Look through the material below for "thoroughly". Copy every line that contains it.

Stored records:

>> begin

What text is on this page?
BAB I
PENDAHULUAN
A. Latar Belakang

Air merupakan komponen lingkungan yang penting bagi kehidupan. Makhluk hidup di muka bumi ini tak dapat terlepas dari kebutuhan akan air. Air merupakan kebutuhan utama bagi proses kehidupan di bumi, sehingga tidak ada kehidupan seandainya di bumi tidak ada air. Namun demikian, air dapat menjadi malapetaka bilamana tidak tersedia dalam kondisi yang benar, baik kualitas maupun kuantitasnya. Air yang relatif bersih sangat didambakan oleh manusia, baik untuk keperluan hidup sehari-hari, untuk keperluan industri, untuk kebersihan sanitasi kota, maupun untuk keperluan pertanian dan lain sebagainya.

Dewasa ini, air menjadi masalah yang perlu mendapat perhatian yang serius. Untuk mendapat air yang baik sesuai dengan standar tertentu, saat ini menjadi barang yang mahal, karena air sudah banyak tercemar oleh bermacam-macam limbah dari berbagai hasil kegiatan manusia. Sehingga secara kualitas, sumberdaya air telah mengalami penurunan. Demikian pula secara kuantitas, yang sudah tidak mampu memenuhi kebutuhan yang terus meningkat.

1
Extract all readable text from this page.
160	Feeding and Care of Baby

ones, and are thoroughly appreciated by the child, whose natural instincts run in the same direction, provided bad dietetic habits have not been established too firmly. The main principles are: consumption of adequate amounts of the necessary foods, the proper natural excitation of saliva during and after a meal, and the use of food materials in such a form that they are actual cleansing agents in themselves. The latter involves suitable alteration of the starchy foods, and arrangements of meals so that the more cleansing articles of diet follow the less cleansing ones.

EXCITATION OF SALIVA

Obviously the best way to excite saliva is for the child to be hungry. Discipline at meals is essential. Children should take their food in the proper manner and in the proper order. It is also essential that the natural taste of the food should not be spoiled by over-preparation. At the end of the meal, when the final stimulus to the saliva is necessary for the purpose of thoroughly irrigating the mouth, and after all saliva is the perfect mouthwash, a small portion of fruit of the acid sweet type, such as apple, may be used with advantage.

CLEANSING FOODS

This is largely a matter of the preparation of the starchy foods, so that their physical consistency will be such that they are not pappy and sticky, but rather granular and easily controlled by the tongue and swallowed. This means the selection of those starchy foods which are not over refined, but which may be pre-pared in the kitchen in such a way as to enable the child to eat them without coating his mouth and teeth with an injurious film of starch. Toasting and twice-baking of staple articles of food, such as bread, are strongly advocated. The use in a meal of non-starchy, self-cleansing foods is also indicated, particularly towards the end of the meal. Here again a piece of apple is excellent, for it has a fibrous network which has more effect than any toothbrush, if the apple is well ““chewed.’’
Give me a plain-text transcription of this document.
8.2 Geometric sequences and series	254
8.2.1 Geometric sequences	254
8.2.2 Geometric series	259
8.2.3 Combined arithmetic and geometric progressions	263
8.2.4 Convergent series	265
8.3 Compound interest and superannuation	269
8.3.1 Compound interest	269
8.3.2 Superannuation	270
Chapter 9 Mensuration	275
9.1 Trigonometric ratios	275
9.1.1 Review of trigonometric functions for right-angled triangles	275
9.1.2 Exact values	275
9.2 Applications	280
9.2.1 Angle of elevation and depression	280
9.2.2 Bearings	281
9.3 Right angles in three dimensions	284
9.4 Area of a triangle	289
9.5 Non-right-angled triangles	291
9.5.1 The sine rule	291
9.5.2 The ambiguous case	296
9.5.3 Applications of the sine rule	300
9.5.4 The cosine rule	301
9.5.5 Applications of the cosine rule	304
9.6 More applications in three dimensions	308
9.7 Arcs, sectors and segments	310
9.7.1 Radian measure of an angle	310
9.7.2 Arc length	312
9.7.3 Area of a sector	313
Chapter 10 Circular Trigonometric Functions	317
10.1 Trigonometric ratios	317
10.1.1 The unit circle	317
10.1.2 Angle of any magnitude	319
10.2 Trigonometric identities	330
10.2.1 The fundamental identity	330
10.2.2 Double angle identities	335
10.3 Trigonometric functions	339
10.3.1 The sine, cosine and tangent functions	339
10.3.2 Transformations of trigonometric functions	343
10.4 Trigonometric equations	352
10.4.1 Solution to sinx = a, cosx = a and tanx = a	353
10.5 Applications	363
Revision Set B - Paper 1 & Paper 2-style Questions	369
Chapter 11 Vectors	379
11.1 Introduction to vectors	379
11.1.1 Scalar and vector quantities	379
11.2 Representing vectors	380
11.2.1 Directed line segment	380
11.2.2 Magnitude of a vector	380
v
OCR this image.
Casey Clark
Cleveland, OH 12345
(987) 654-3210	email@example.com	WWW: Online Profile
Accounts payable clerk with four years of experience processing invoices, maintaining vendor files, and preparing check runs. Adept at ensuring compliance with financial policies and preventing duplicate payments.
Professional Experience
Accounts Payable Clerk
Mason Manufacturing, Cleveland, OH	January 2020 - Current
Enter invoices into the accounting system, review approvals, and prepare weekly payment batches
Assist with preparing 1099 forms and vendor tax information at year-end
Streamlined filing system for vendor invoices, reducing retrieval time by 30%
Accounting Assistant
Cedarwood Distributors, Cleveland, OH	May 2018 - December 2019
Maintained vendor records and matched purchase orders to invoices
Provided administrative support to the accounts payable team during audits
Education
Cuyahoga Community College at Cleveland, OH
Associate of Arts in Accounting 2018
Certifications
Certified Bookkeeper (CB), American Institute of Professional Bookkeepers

>> end

# Answer below
ones, and are thoroughly appreciated by the child, whose natural instincts run in the same direction, provided bad dietetic habits have not been established too firmly. The main principles are: consumption of adequate amounts of the necessary foods, the proper natural excitation of saliva during and after a meal, and the use of food materials in such a form that they are actual cleansing agents in themselves. The latter involves suitable alteration of the starchy foods, and arrangements of meals so that the more cleansing articles of diet follow the less cleansing ones.
Obviously the best way to excite saliva is for the child to be hungry. Discipline at meals is essential. Children should take their food in the proper manner and in the proper order. It is also essential that the natural taste of the food should not be spoiled by over-preparation. At the end of the meal, when the final stimulus to the saliva is necessary for the purpose of thoroughly irrigating the mouth, and after all saliva is the perfect mouthwash, a small portion of fruit of the acid sweet type, such as apple, may be used with advantage.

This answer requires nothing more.